[Stored entries]
╭──
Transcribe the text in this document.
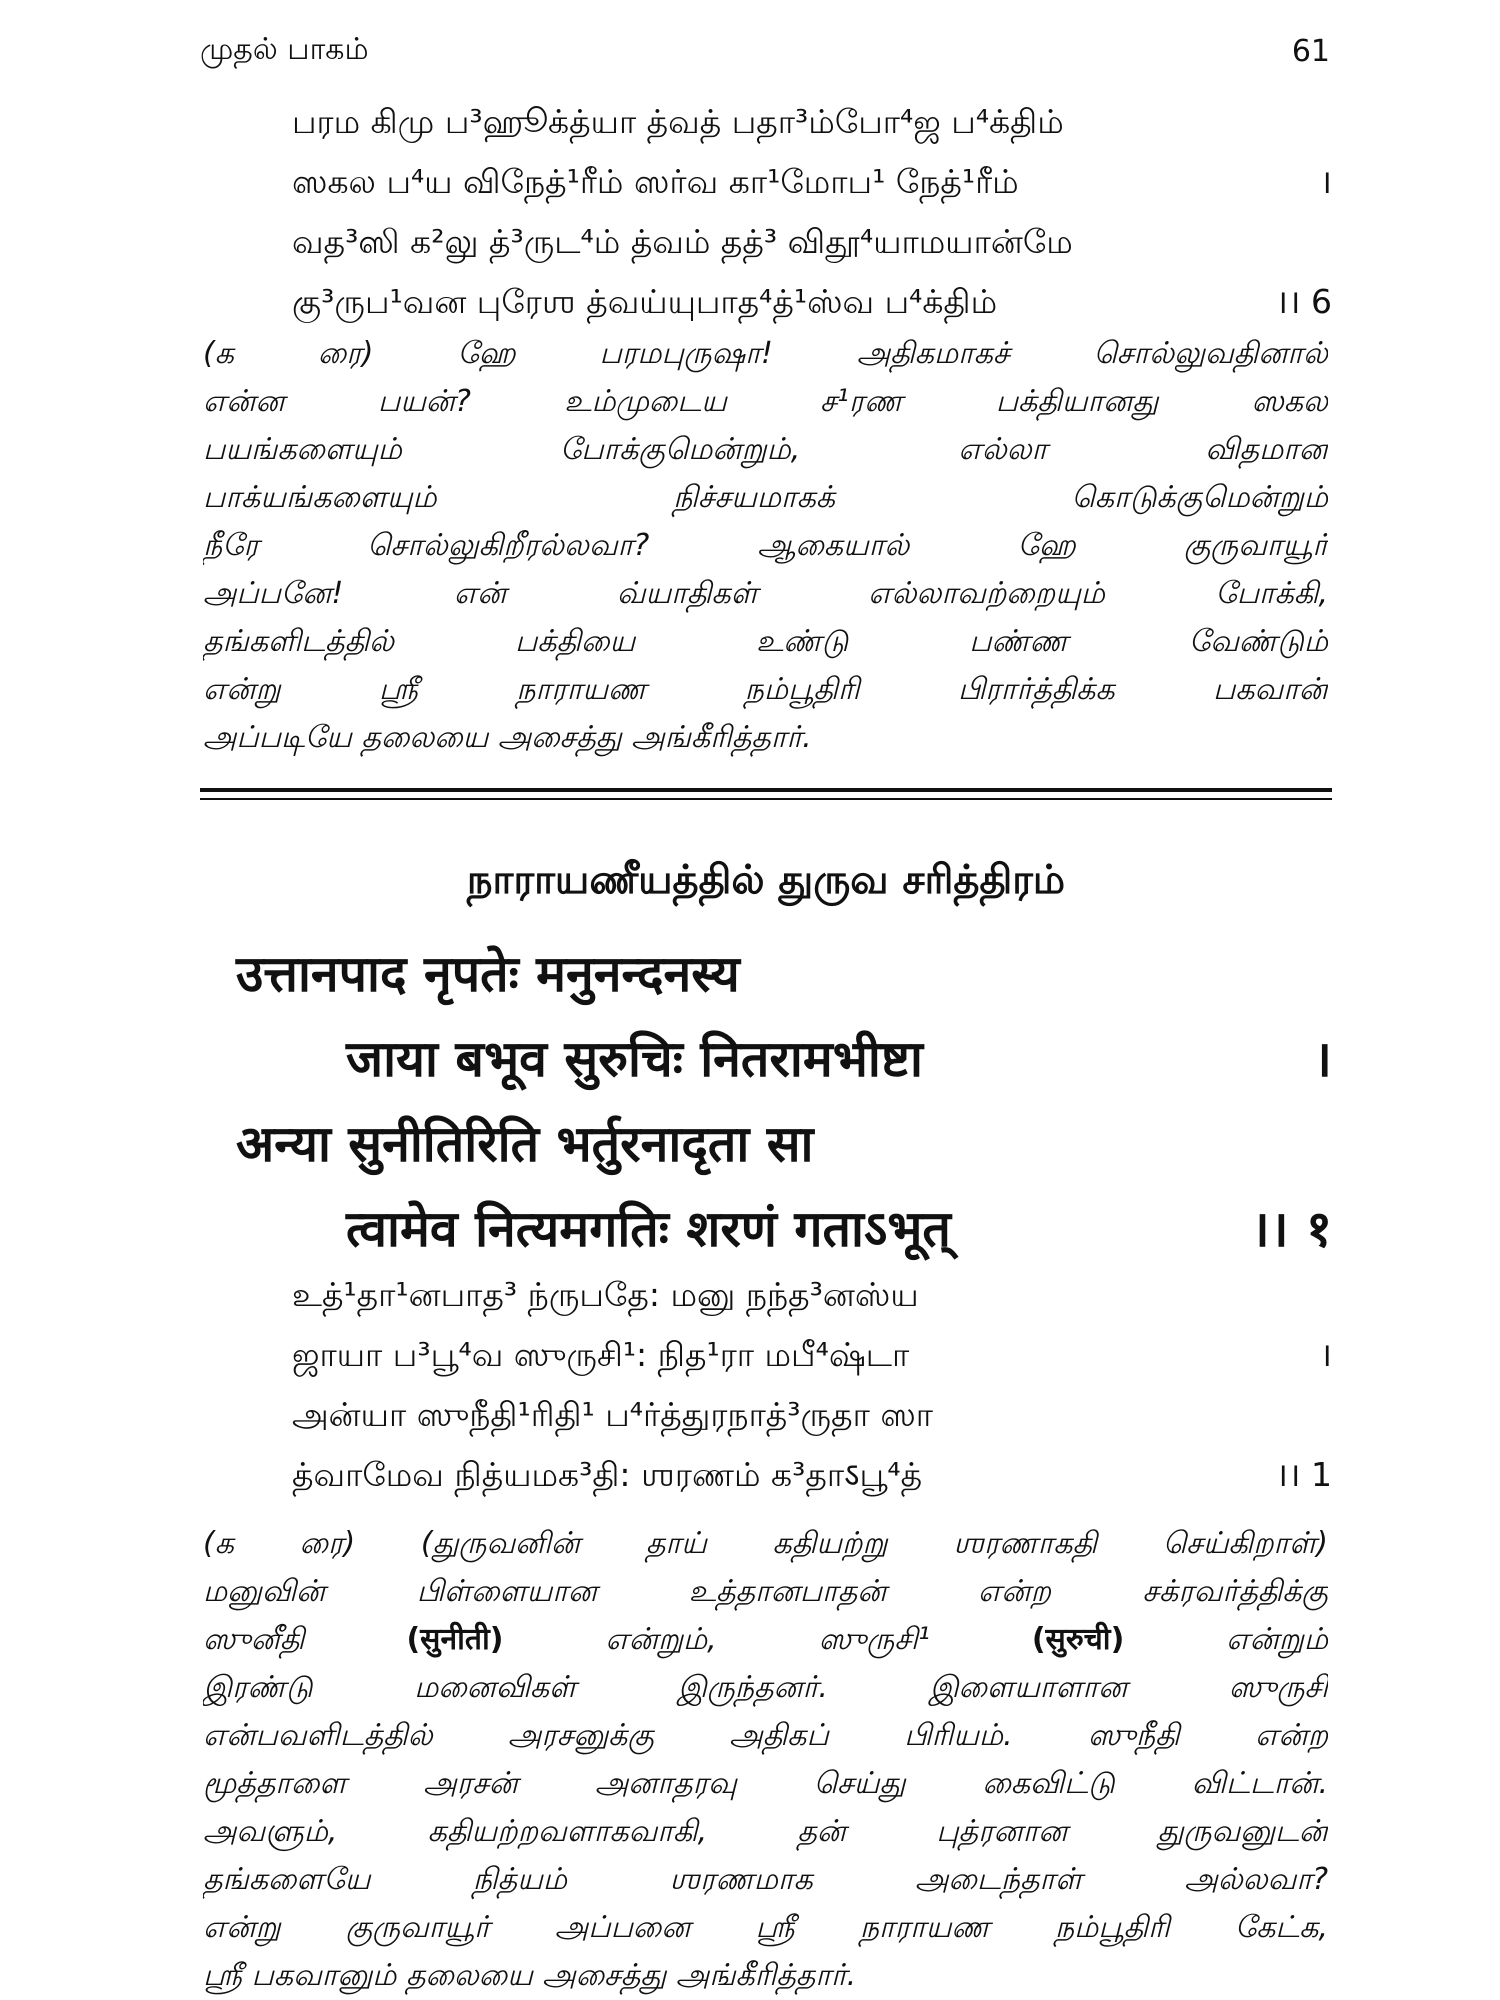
முதல் பாகம்	61
பரம கிமு ப³ஹூக்த்யா த்வத் பதா³ம்போ⁴ஜ ப⁴க்திம்
ஸகல ப⁴ய விநேத்¹ரீம் ஸர்வ கா¹மோப¹ நேத்¹ரீம்	।
வத³ஸி க²லு த்³ருட⁴ம் த்வம் தத்³ விதூ⁴யாமயான்மே
கு³ருப¹வன புரேஶ த்வய்யுபாத⁴த்¹ஸ்வ ப⁴க்திம்	।। 6
(க ரை) ஹே பரமபுருஷா! அதிகமாகச் சொல்லுவதினால்
என்ன பயன்? உம்முடைய ச¹ரண பக்தியானது ஸகல
பயங்களையும் போக்குமென்றும், எல்லா விதமான
பாக்யங்களையும் நிச்சயமாகக் கொடுக்குமென்றும்
நீரே சொல்லுகிறீரல்லவா? ஆகையால் ஹே குருவாயூர்
அப்பனே! என் வ்யாதிகள் எல்லாவற்றையும் போக்கி,
தங்களிடத்தில் பக்தியை உண்டு பண்ண வேண்டும்
என்று ஸ்ரீ நாராயண நம்பூதிரி பிரார்த்திக்க பகவான்
அப்படியே தலையை அசைத்து அங்கீரித்தார்.
நாராயணீயத்தில் துருவ சரித்திரம்
उत्तानपाद नृपतेः मनुनन्दनस्य
जाया बभूव सुरुचिः नितरामभीष्टा	।
अन्या सुनीतिरिति भर्तुरनादृता सा
त्वामेव नित्यमगतिः शरणं गताऽभूत्	।। १
உத்¹தா¹னபாத³ ந்ருபதே: மனு நந்த³னஸ்ய
ஜாயா ப³பூ⁴வ ஸுருசி¹: நித¹ரா மபீ⁴ஷ்டா	।
அன்யா ஸுநீதி¹ரிதி¹ ப⁴ர்த்துரநாத்³ருதா ஸா
த்வாமேவ நித்யமக³தி: ஶரணம் க³தாऽபூ⁴த்	।। 1
(க ரை) (துருவனின் தாய் கதியற்று ஶரணாகதி செய்கிறாள்)
மனுவின் பிள்ளையான உத்தானபாதன் என்ற சக்ரவர்த்திக்கு
ஸுனீதி	(सुनीती)	என்றும்,	ஸுருசி¹	(सुरुची)	என்றும்
இரண்டு மனைவிகள் இருந்தனர். இளையாளான ஸுருசி
என்பவளிடத்தில் அரசனுக்கு அதிகப் பிரியம். ஸுநீதி என்ற
மூத்தாளை அரசன் அனாதரவு செய்து கைவிட்டு விட்டான்.
அவளும், கதியற்றவளாகவாகி, தன் புத்ரனான துருவனுடன்
தங்களையே நித்யம் ஶரணமாக அடைந்தாள் அல்லவா?
என்று குருவாயூர் அப்பனை ஸ்ரீ நாராயண நம்பூதிரி கேட்க,
ஸ்ரீ பகவானும் தலையை அசைத்து அங்கீரித்தார்.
╰──
To be done. Work out the number of lines in this listing that include the word "அரசன". Reply with that number only.

Output of the task. 2